Aim — Images should be left out, and everything else in the listing reproduced exactly.

Task inputs —
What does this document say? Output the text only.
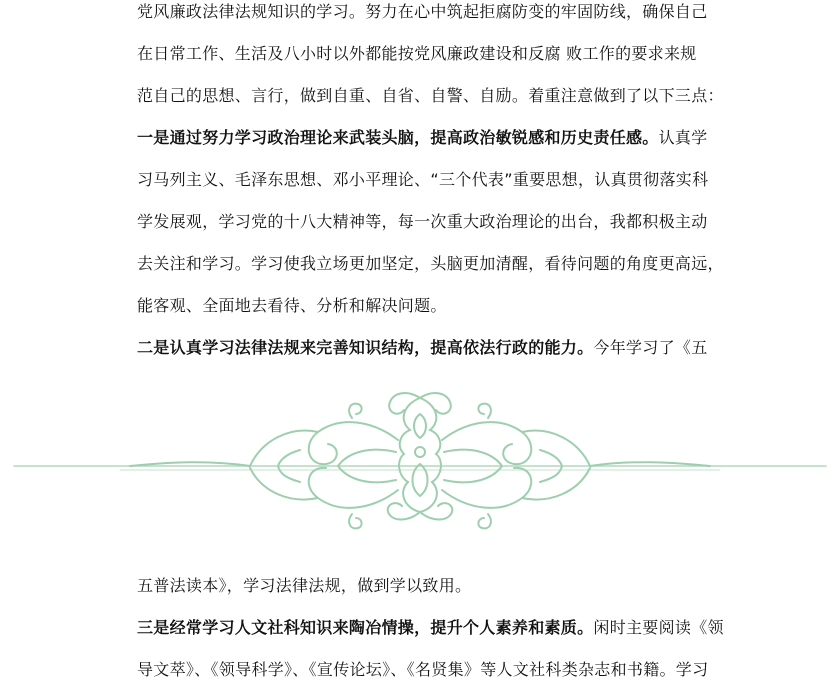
党风廉政法律法规知识的学习。努力在心中筑起拒腐防变的牢固防线，确保自己
在日常工作、生活及八小时以外都能按党风廉政建设和反腐 败工作的要求来规
范自己的思想、言行，做到自重、自省、自警、自励。着重注意做到了以下三点：
一是通过努力学习政治理论来武装头脑，提高政治敏锐感和历史责任感。认真学
习马列主义、毛泽东思想、邓小平理论、“三个代表”重要思想，认真贯彻落实科
学发展观，学习党的十八大精神等，每一次重大政治理论的出台，我都积极主动
去关注和学习。学习使我立场更加坚定，头脑更加清醒，看待问题的角度更高远，
能客观、全面地去看待、分析和解决问题。
二是认真学习法律法规来完善知识结构，提高依法行政的能力。今年学习了《五
五普法读本》，学习法律法规，做到学以致用。
三是经常学习人文社科知识来陶冶情操，提升个人素养和素质。闲时主要阅读《领
导文萃》、《领导科学》、《宣传论坛》、《名贤集》等人文社科类杂志和书籍。学习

Written reply —
What does this document say? Output the text only.
党风廉政法律法规知识的学习。努力在心中筑起拒腐防变的牢固防线，确保自己
在日常工作、生活及八小时以外都能按党风廉政建设和反腐 败工作的要求来规
范自己的思想、言行，做到自重、自省、自警、自励。着重注意做到了以下三点：
一是通过努力学习政治理论来武装头脑，提高政治敏锐感和历史责任感。认真学
习马列主义、毛泽东思想、邓小平理论、“三个代表”重要思想，认真贯彻落实科
学发展观，学习党的十八大精神等，每一次重大政治理论的出台，我都积极主动
去关注和学习。学习使我立场更加坚定，头脑更加清醒，看待问题的角度更高远，
能客观、全面地去看待、分析和解决问题。
二是认真学习法律法规来完善知识结构，提高依法行政的能力。今年学习了《五
五普法读本》，学习法律法规，做到学以致用。
三是经常学习人文社科知识来陶冶情操，提升个人素养和素质。闲时主要阅读《领
导文萃》、《领导科学》、《宣传论坛》、《名贤集》等人文社科类杂志和书籍。学习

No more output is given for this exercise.